### [Document text]
>>>>
Naming this reality is politically contentious, even as a consensus has formed about the abiding and severe inequalities that define it. A flurry of reports by Israeli and international nongovernmental organizations documenting these inequalities have driven the term “apartheid” from the margins of the Israeli-Palestinian debate to its center. Apartheid refers to the system of racial segregation that South Africa’s white minority government used to enshrine white supremacy from 1948 to the early 1990s. It has since been defined under international law and by the International Criminal Court as a legalized scheme of racial segregation and discrimination and deemed a crime against humanity. Major human rights organizations, including Human Rights Watch and Amnesty International, have applied the term to Israel. So have many academics: according to a March 2022 poll of Middle East–focused scholars who are members of three large academic associations, 60 percent of respondents described the situation in Israel and the Palestinian territories as a “one-state reality with inequality akin to apartheid.” 

The term may not be a perfect fit. Israel’s system of structural discrimination is more severe than those of even the most illiberal states. But it is based not on race, as apartheid was defined in South Africa and is defined under international law, but on ethnicity, nationality, and religion. Perhaps this distinction matters to those who wish to take legal action against Israel. It is less important politically, however, and is virtually meaningless when it comes to analysis. What matters politically is that a once taboo term has increasingly become a mainstream, common-sense understanding of reality. Analytically, what matters is that the apartheid label accurately describes the facts on the ground and offers the beginnings of a road map to change them. Apartheid is not a magic word that alters reality when invoked. But its entry into the political mainstream reveals a broad recognition that Israeli rule is designed to maintain Jewish supremacy throughout all the territory the state controls. Israel’s system may not technically be apartheid, but it rhymes.

Rude awakening

It is primarily Israelis and Palestinians who must grapple with the one-state reality. But that reality will also complicate Israel’s relationship with the rest of the world. For half a century, the peace process allowed Western democracies to overlook Israel’s occupation in favor of an aspirational future in which the occupation would come to a mutually negotiated end. Israeli democracy (however flawed) and the nominal distinction between Israel and the occupied Palestinian territories also helped outsiders avert their gaze. All these diversions are gone. The one-state reality has long been embedded in Israeli law, politics, and society, even if it is only now being broadly acknowledged. No ready alternatives exist, and it has been decades since there was any meaningful political process to create one.

Perhaps the recognition of these facts will not change much. Many enduring global problems are never resolved. We live in a populist world, where democracy and human rights are under threat. Israeli leaders point to the Abraham Accords, which established Israel’s relations with Bahrain, Morocco, Sudan, and the United Arab Emirates (UAE), to argue that normalization with Arab states never required resolving the Palestinian issue. For their part, Western leaders may simply continue to pretend that Israel shares their liberal democratic values while many pro-Israel groups in the United States double down on their support. Liberal Jewish Americans may struggle to defend an Israel that has many characteristics of apartheid, but their protests will have little practical effect.
<<<<
### [Dataset rows]
>>>>
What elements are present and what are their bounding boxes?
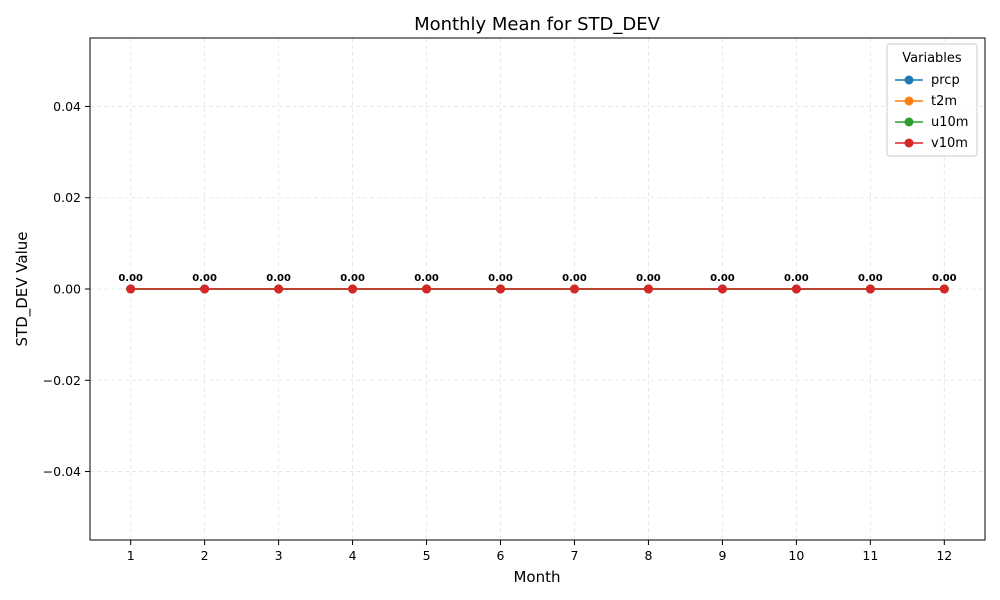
y-tick-label: 0.04 [53,99,81,114]
legend-marker [904,138,914,148]
x-tick-label: 7 [571,548,579,563]
data-point-v10m [200,284,210,294]
data-label: 0.00 [192,273,217,284]
chart-title: Monthly Mean for STD_DEV [414,14,661,35]
data-label: 0.00 [488,273,513,284]
legend-marker [904,96,914,106]
data-point-v10m [274,284,284,294]
y-tick-label: −0.02 [43,373,81,388]
data-label: 0.00 [932,273,957,284]
x-tick-label: 10 [788,548,804,563]
x-tick-label: 8 [644,548,652,563]
y-tick-label: 0.00 [53,282,81,297]
axes: 1 2 3 4 5 6 7 8 9 10 11 12−0.04−0.020.000.020.04 [43,37,986,563]
data-label: 0.00 [784,273,809,284]
data-point-v10m [865,284,875,294]
x-tick-label: 2 [201,548,209,563]
y-tick-label: 0.02 [53,190,81,205]
series-layer [126,284,949,294]
legend-item-u10m: u10m [895,115,968,130]
data-point-v10m [496,284,506,294]
series-v10m [126,284,949,294]
legend-label: u10m [931,115,968,130]
data-point-v10m [939,284,949,294]
data-label: 0.00 [562,273,587,284]
x-tick-label: 6 [497,548,505,563]
legend-marker [904,75,914,85]
x-tick-label: 4 [349,548,357,563]
legend-label: v10m [931,136,968,151]
x-axis-label: Month [513,568,560,586]
data-point-v10m [422,284,432,294]
data-point-v10m [569,284,579,294]
x-tick-label: 9 [718,548,726,563]
legend-box [886,43,978,157]
data-point-v10m [717,284,727,294]
x-tick-label: 3 [275,548,283,563]
data-label: 0.00 [340,273,365,284]
x-tick-label: 11 [862,548,878,563]
data-label: 0.00 [710,273,735,284]
legend-label: t2m [931,94,957,109]
legend-item-prcp: prcp [895,73,960,88]
legend-item-t2m: t2m [895,94,957,109]
legend-label: prcp [931,73,960,88]
legend: Variables prcp t2m u10m v10m [886,43,978,157]
y-axis-label: STD_DEV Value [13,232,32,347]
x-tick-label: 12 [936,548,952,563]
y-tick-label: −0.04 [43,464,81,479]
data-labels: 0.00 0.00 0.00 0.00 0.00 0.00 0.00 0.00 0.00 0.00… [118,273,956,284]
data-point-v10m [126,284,136,294]
data-label: 0.00 [636,273,661,284]
data-point-v10m [348,284,358,294]
data-point-v10m [643,284,653,294]
x-tick-label: 1 [127,548,135,563]
legend-title: Variables [902,51,962,66]
legend-item-v10m: v10m [895,136,968,151]
data-label: 0.00 [266,273,291,284]
legend-marker [904,117,914,127]
data-label: 0.00 [118,273,143,284]
data-label: 0.00 [414,273,439,284]
data-point-v10m [791,284,801,294]
data-label: 0.00 [858,273,883,284]
x-tick-label: 5 [423,548,431,563]
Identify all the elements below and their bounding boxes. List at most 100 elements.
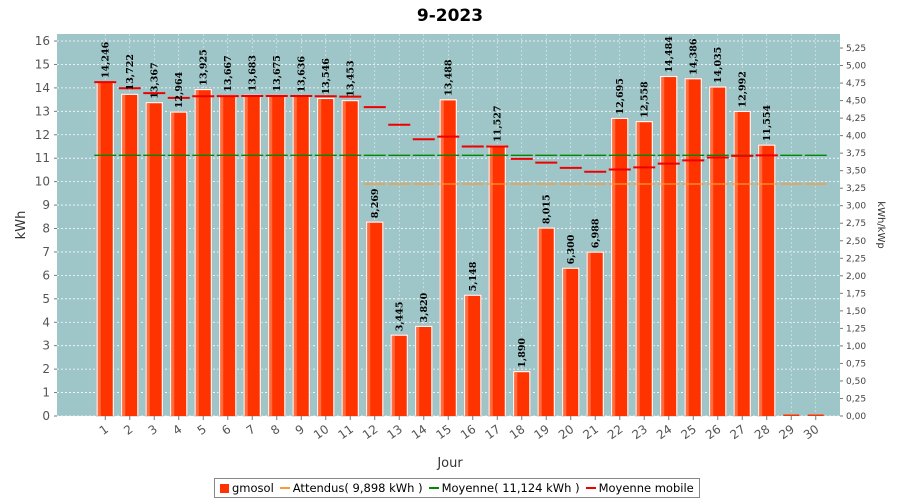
legend-swatch-attendus bbox=[279, 487, 290, 489]
bar bbox=[269, 96, 285, 416]
y-tick-label: 2 bbox=[42, 362, 50, 376]
x-tick-label: 17 bbox=[482, 422, 503, 442]
value-label: 12,992 bbox=[737, 71, 748, 107]
value-label: 13,683 bbox=[247, 55, 258, 91]
value-label: 8,269 bbox=[370, 188, 381, 218]
value-label: 13,488 bbox=[443, 59, 454, 96]
y-right-tick-label: 4,25 bbox=[846, 114, 866, 124]
y-tick-label: 12 bbox=[35, 128, 50, 142]
value-label: 6,988 bbox=[590, 218, 601, 248]
y-tick-label: 5 bbox=[42, 292, 50, 306]
y-tick-label: 16 bbox=[35, 34, 50, 48]
bar-highlight bbox=[293, 96, 297, 416]
x-tick-label: 26 bbox=[703, 422, 724, 442]
x-axis: 1 2 3 4 5 6 7 8 9 10 11 12 13 14 15 16 17 18 19 20 21 22 23 24 2… bbox=[97, 416, 822, 442]
legend-label-moyenne: Moyenne( 11,124 kWh ) bbox=[441, 481, 580, 495]
y-right-tick-label: 2,50 bbox=[846, 237, 866, 247]
bar-highlight bbox=[318, 99, 322, 416]
legend-label-attendus: Attendus( 9,898 kWh ) bbox=[292, 481, 423, 495]
bar-highlight bbox=[220, 96, 224, 417]
bar-highlight bbox=[342, 101, 346, 417]
x-tick-label: 14 bbox=[409, 422, 430, 442]
x-tick-label: 30 bbox=[801, 422, 822, 442]
y-right-tick-label: 2,00 bbox=[846, 272, 866, 282]
bar bbox=[293, 96, 309, 416]
bar bbox=[220, 96, 236, 417]
value-label: 3,445 bbox=[394, 302, 405, 332]
legend-swatch-moyenne bbox=[428, 487, 439, 489]
x-tick-label: 1 bbox=[97, 422, 111, 438]
value-label: 3,820 bbox=[419, 292, 430, 322]
legend-item-attendus: Attendus( 9,898 kWh ) bbox=[279, 481, 423, 495]
bar-highlight bbox=[97, 82, 101, 416]
value-label: 6,300 bbox=[566, 234, 577, 264]
bar bbox=[342, 101, 358, 417]
value-label: 5,148 bbox=[468, 261, 479, 291]
x-tick-label: 2 bbox=[121, 422, 135, 438]
bar bbox=[244, 95, 260, 416]
y-tick-label: 6 bbox=[42, 268, 50, 282]
value-label: 13,722 bbox=[125, 54, 136, 90]
x-tick-label: 5 bbox=[195, 422, 209, 438]
value-labels: 14,246 13,722 13,367 12,964 13,925 13,667 13,6… bbox=[100, 36, 773, 368]
bar-highlight bbox=[146, 103, 150, 416]
bar-highlight bbox=[269, 96, 273, 416]
value-label: 12,964 bbox=[174, 71, 185, 108]
x-tick-label: 11 bbox=[335, 422, 356, 442]
reference-lines bbox=[94, 81, 827, 185]
bar bbox=[465, 295, 481, 416]
value-label: 14,386 bbox=[688, 38, 699, 75]
value-label: 11,527 bbox=[492, 105, 503, 141]
bar bbox=[122, 94, 138, 416]
value-label: 13,636 bbox=[296, 56, 307, 93]
bar bbox=[563, 268, 579, 416]
y-tick-label: 7 bbox=[42, 245, 50, 259]
y-right-tick-label: 1,50 bbox=[846, 307, 866, 317]
bar bbox=[440, 100, 456, 417]
x-tick-label: 29 bbox=[776, 422, 797, 442]
bar bbox=[514, 372, 530, 416]
y-right-tick-label: 0,50 bbox=[846, 377, 866, 387]
x-tick-label: 18 bbox=[507, 422, 528, 442]
y-right-tick-label: 3,50 bbox=[846, 167, 866, 177]
bar bbox=[685, 79, 701, 416]
value-label: 13,675 bbox=[272, 55, 283, 91]
y-right-tick-label: 0,00 bbox=[846, 412, 866, 422]
x-tick-label: 15 bbox=[433, 422, 454, 442]
x-tick-label: 16 bbox=[458, 422, 479, 442]
value-label: 11,554 bbox=[762, 104, 773, 141]
bar-highlight bbox=[489, 146, 493, 416]
x-tick-label: 8 bbox=[268, 422, 282, 438]
bar-highlight bbox=[244, 95, 248, 416]
x-tick-label: 3 bbox=[146, 422, 160, 438]
y-right-tick-label: 1,25 bbox=[846, 324, 866, 334]
x-tick-label: 27 bbox=[727, 422, 748, 442]
bar-highlight bbox=[636, 122, 640, 416]
y-right-tick-label: 1,00 bbox=[846, 342, 866, 352]
bars bbox=[95, 75, 824, 417]
legend-label-gmosol: gmosol bbox=[232, 481, 274, 495]
bar-highlight bbox=[195, 90, 199, 416]
legend: gmosol Attendus( 9,898 kWh ) Moyenne( 11… bbox=[214, 478, 700, 498]
y-tick-label: 1 bbox=[42, 386, 50, 400]
y-right-tick-label: 3,75 bbox=[846, 149, 866, 159]
legend-item-moyenne: Moyenne( 11,124 kWh ) bbox=[428, 481, 580, 495]
bar bbox=[710, 87, 726, 416]
value-label: 14,035 bbox=[713, 47, 724, 83]
bar-highlight bbox=[440, 100, 444, 417]
value-label: 14,484 bbox=[664, 36, 675, 73]
bar-highlight bbox=[734, 112, 738, 417]
y-right-tick-label: 4,75 bbox=[846, 79, 866, 89]
bar-highlight bbox=[587, 252, 591, 416]
y-tick-label: 0 bbox=[42, 409, 50, 423]
value-label: 12,695 bbox=[615, 78, 626, 114]
value-label: 13,667 bbox=[223, 55, 234, 91]
x-tick-label: 9 bbox=[293, 422, 307, 438]
y-axis-label-right: kWh/kWp bbox=[875, 201, 886, 248]
bar-highlight bbox=[367, 222, 371, 416]
y-right-tick-label: 1,75 bbox=[846, 289, 866, 299]
x-tick-label: 7 bbox=[244, 422, 258, 438]
bar bbox=[171, 112, 187, 417]
bar bbox=[807, 414, 824, 416]
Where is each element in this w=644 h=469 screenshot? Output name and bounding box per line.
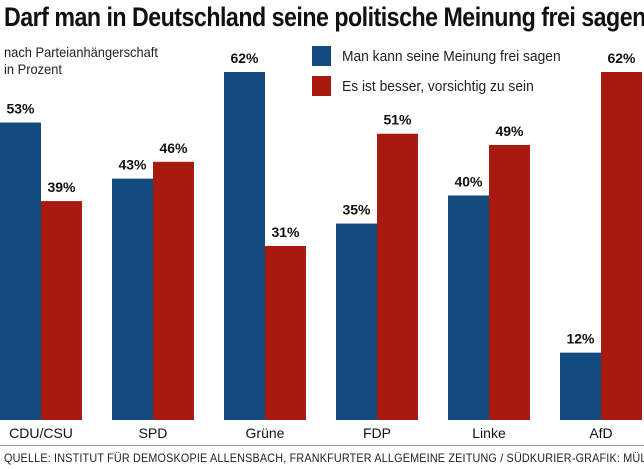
<<<<
### [Job]
Reproduce the text on Israel's one-state reality between "Perhaps the recognition" and "little practical effect.", inclusive.

### [Reply]
Perhaps the recognition of these facts will not change much. Many enduring global problems are never resolved. We live in a populist world, where democracy and human rights are under threat. Israeli leaders point to the Abraham Accords, which established Israel’s relations with Bahrain, Morocco, Sudan, and the United Arab Emirates (UAE), to argue that normalization with Arab states never required resolving the Palestinian issue. For their part, Western leaders may simply continue to pretend that Israel shares their liberal democratic values while many pro-Israel groups in the United States double down on their support. Liberal Jewish Americans may struggle to defend an Israel that has many characteristics of apartheid, but their protests will have little practical effect.